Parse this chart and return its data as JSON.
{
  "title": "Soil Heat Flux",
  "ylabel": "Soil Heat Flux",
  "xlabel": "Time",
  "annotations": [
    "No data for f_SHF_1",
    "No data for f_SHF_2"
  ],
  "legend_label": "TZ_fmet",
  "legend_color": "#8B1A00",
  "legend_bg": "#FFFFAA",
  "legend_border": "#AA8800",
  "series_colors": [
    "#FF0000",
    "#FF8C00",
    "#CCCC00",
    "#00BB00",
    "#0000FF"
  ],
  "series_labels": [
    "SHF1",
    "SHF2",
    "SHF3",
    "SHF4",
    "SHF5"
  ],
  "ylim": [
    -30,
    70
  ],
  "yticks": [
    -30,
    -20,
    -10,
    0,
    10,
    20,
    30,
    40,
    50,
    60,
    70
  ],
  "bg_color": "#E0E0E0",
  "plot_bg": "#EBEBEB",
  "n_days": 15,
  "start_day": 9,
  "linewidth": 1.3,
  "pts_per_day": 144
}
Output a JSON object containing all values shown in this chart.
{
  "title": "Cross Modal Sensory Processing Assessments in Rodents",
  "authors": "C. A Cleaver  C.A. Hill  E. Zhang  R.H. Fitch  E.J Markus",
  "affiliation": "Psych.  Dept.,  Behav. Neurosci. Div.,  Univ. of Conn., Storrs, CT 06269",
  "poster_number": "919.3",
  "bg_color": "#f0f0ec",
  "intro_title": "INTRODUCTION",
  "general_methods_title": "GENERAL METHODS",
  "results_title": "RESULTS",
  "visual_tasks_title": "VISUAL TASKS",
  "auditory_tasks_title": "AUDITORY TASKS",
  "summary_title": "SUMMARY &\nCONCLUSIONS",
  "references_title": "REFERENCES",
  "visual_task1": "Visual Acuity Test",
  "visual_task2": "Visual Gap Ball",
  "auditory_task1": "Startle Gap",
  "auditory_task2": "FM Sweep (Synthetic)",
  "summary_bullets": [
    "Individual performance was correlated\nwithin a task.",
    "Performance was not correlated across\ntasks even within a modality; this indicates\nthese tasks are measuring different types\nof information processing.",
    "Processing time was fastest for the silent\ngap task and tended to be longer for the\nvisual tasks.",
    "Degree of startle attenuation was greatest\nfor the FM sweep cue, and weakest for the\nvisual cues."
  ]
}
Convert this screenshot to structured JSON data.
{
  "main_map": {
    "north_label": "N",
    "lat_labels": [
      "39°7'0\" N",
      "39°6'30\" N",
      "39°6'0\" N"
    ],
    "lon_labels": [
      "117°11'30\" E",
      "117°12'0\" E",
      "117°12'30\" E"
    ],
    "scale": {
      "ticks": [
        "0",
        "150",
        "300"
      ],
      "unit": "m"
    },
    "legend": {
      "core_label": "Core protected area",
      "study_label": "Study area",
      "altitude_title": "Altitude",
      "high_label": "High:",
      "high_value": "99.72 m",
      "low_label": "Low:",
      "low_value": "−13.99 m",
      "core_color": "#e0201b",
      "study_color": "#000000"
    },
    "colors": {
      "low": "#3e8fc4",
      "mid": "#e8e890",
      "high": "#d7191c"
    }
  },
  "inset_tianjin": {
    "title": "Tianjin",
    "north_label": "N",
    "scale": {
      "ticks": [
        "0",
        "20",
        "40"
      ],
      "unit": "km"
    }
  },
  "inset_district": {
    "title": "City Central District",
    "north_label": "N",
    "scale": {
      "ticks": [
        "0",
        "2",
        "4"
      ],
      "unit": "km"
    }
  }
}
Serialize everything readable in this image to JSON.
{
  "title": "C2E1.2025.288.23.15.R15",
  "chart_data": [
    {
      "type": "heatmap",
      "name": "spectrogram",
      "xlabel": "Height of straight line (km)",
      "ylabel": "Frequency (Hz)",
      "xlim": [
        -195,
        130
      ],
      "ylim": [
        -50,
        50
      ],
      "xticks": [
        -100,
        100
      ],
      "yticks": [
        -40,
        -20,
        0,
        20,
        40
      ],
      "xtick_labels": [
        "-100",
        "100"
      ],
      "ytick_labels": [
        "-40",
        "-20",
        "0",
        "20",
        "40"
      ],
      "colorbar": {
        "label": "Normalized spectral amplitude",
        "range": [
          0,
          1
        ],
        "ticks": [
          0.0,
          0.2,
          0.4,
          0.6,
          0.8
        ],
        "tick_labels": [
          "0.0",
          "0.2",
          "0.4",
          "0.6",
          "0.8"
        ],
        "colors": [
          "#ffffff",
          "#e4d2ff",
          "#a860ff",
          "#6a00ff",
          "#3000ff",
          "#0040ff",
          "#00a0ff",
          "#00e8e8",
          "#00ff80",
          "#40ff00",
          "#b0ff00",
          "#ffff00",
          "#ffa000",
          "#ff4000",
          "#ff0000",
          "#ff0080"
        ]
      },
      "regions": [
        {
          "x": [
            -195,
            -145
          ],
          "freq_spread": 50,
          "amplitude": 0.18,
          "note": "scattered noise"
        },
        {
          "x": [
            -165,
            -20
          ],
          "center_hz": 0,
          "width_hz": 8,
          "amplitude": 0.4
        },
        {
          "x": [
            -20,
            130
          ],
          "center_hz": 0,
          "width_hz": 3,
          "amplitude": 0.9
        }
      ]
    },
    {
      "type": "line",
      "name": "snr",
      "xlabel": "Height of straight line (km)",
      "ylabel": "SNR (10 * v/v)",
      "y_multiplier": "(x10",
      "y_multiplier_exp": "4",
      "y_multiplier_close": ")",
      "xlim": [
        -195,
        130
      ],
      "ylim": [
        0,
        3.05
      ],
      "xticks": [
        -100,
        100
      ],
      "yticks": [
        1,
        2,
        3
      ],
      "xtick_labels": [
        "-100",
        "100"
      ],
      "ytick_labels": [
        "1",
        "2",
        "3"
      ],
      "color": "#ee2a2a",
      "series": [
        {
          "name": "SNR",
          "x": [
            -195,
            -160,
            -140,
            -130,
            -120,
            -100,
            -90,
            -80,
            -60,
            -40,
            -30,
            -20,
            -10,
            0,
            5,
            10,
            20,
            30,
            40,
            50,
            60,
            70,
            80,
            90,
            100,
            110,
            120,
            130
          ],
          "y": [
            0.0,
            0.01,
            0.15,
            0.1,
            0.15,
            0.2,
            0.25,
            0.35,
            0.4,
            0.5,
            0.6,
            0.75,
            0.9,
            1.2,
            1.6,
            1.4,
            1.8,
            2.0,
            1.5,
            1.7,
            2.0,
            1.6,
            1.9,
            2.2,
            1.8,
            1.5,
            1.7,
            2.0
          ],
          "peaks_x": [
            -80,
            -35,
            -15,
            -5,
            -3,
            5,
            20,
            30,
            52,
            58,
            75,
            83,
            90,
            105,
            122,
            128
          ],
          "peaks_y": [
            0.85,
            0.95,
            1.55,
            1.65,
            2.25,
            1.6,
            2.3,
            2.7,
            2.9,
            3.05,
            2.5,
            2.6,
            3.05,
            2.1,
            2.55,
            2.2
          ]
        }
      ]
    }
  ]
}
********************
Copy out the whole listing, exactly as written.

Parse this chart and return its data as JSON.
{
  "title": "Soil Heat Flux",
  "ylabel": "Soil Heat Flux",
  "xlabel": "Time",
  "annotations": [
    "No data for f_SHF_1",
    "No data for f_SHF_2"
  ],
  "legend_label": "TZ_fmet",
  "legend_color": "#8B1A00",
  "legend_bg": "#FFFFAA",
  "legend_border": "#AA8800",
  "series_colors": [
    "#FF0000",
    "#FF8C00",
    "#CCCC00",
    "#00BB00",
    "#0000FF"
  ],
  "series_labels": [
    "SHF1",
    "SHF2",
    "SHF3",
    "SHF4",
    "SHF5"
  ],
  "ylim": [
    -30,
    70
  ],
  "yticks": [
    -30,
    -20,
    -10,
    0,
    10,
    20,
    30,
    40,
    50,
    60,
    70
  ],
  "bg_color": "#E0E0E0",
  "plot_bg": "#EBEBEB",
  "n_days": 15,
  "start_day": 9,
  "linewidth": 1.3,
  "pts_per_day": 144
}
Output a JSON object containing all values shown in this chart.
{
  "title": "Cross Modal Sensory Processing Assessments in Rodents",
  "authors": "C. A Cleaver  C.A. Hill  E. Zhang  R.H. Fitch  E.J Markus",
  "affiliation": "Psych.  Dept.,  Behav. Neurosci. Div.,  Univ. of Conn., Storrs, CT 06269",
  "poster_number": "919.3",
  "bg_color": "#f0f0ec",
  "intro_title": "INTRODUCTION",
  "general_methods_title": "GENERAL METHODS",
  "results_title": "RESULTS",
  "visual_tasks_title": "VISUAL TASKS",
  "auditory_tasks_title": "AUDITORY TASKS",
  "summary_title": "SUMMARY &\nCONCLUSIONS",
  "references_title": "REFERENCES",
  "visual_task1": "Visual Acuity Test",
  "visual_task2": "Visual Gap Ball",
  "auditory_task1": "Startle Gap",
  "auditory_task2": "FM Sweep (Synthetic)",
  "summary_bullets": [
    "Individual performance was correlated\nwithin a task.",
    "Performance was not correlated across\ntasks even within a modality; this indicates\nthese tasks are measuring different types\nof information processing.",
    "Processing time was fastest for the silent\ngap task and tended to be longer for the\nvisual tasks.",
    "Degree of startle attenuation was greatest\nfor the FM sweep cue, and weakest for the\nvisual cues."
  ]
}
Convert this screenshot to structured JSON data.
{
  "main_map": {
    "north_label": "N",
    "lat_labels": [
      "39°7'0\" N",
      "39°6'30\" N",
      "39°6'0\" N"
    ],
    "lon_labels": [
      "117°11'30\" E",
      "117°12'0\" E",
      "117°12'30\" E"
    ],
    "scale": {
      "ticks": [
        "0",
        "150",
        "300"
      ],
      "unit": "m"
    },
    "legend": {
      "core_label": "Core protected area",
      "study_label": "Study area",
      "altitude_title": "Altitude",
      "high_label": "High:",
      "high_value": "99.72 m",
      "low_label": "Low:",
      "low_value": "−13.99 m",
      "core_color": "#e0201b",
      "study_color": "#000000"
    },
    "colors": {
      "low": "#3e8fc4",
      "mid": "#e8e890",
      "high": "#d7191c"
    }
  },
  "inset_tianjin": {
    "title": "Tianjin",
    "north_label": "N",
    "scale": {
      "ticks": [
        "0",
        "20",
        "40"
      ],
      "unit": "km"
    }
  },
  "inset_district": {
    "title": "City Central District",
    "north_label": "N",
    "scale": {
      "ticks": [
        "0",
        "2",
        "4"
      ],
      "unit": "km"
    }
  }
}
Serialize everything readable in this image to JSON.
{
  "title": "C2E1.2025.288.23.15.R15",
  "chart_data": [
    {
      "type": "heatmap",
      "name": "spectrogram",
      "xlabel": "Height of straight line (km)",
      "ylabel": "Frequency (Hz)",
      "xlim": [
        -195,
        130
      ],
      "ylim": [
        -50,
        50
      ],
      "xticks": [
        -100,
        100
      ],
      "yticks": [
        -40,
        -20,
        0,
        20,
        40
      ],
      "xtick_labels": [
        "-100",
        "100"
      ],
      "ytick_labels": [
        "-40",
        "-20",
        "0",
        "20",
        "40"
      ],
      "colorbar": {
        "label": "Normalized spectral amplitude",
        "range": [
          0,
          1
        ],
        "ticks": [
          0.0,
          0.2,
          0.4,
          0.6,
          0.8
        ],
        "tick_labels": [
          "0.0",
          "0.2",
          "0.4",
          "0.6",
          "0.8"
        ],
        "colors": [
          "#ffffff",
          "#e4d2ff",
          "#a860ff",
          "#6a00ff",
          "#3000ff",
          "#0040ff",
          "#00a0ff",
          "#00e8e8",
          "#00ff80",
          "#40ff00",
          "#b0ff00",
          "#ffff00",
          "#ffa000",
          "#ff4000",
          "#ff0000",
          "#ff0080"
        ]
      },
      "regions": [
        {
          "x": [
            -195,
            -145
          ],
          "freq_spread": 50,
          "amplitude": 0.18,
          "note": "scattered noise"
        },
        {
          "x": [
            -165,
            -20
          ],
          "center_hz": 0,
          "width_hz": 8,
          "amplitude": 0.4
        },
        {
          "x": [
            -20,
            130
          ],
          "center_hz": 0,
          "width_hz": 3,
          "amplitude": 0.9
        }
      ]
    },
    {
      "type": "line",
      "name": "snr",
      "xlabel": "Height of straight line (km)",
      "ylabel": "SNR (10 * v/v)",
      "y_multiplier": "(x10",
      "y_multiplier_exp": "4",
      "y_multiplier_close": ")",
      "xlim": [
        -195,
        130
      ],
      "ylim": [
        0,
        3.05
      ],
      "xticks": [
        -100,
        100
      ],
      "yticks": [
        1,
        2,
        3
      ],
      "xtick_labels": [
        "-100",
        "100"
      ],
      "ytick_labels": [
        "1",
        "2",
        "3"
      ],
      "color": "#ee2a2a",
      "series": [
        {
          "name": "SNR",
          "x": [
            -195,
            -160,
            -140,
            -130,
            -120,
            -100,
            -90,
            -80,
            -60,
            -40,
            -30,
            -20,
            -10,
            0,
            5,
            10,
            20,
            30,
            40,
            50,
            60,
            70,
            80,
            90,
            100,
            110,
            120,
            130
          ],
          "y": [
            0.0,
            0.01,
            0.15,
            0.1,
            0.15,
            0.2,
            0.25,
            0.35,
            0.4,
            0.5,
            0.6,
            0.75,
            0.9,
            1.2,
            1.6,
            1.4,
            1.8,
            2.0,
            1.5,
            1.7,
            2.0,
            1.6,
            1.9,
            2.2,
            1.8,
            1.5,
            1.7,
            2.0
          ],
          "peaks_x": [
            -80,
            -35,
            -15,
            -5,
            -3,
            5,
            20,
            30,
            52,
            58,
            75,
            83,
            90,
            105,
            122,
            128
          ],
          "peaks_y": [
            0.85,
            0.95,
            1.55,
            1.65,
            2.25,
            1.6,
            2.3,
            2.7,
            2.9,
            3.05,
            2.5,
            2.6,
            3.05,
            2.1,
            2.55,
            2.2
          ]
        }
      ]
    }
  ]
}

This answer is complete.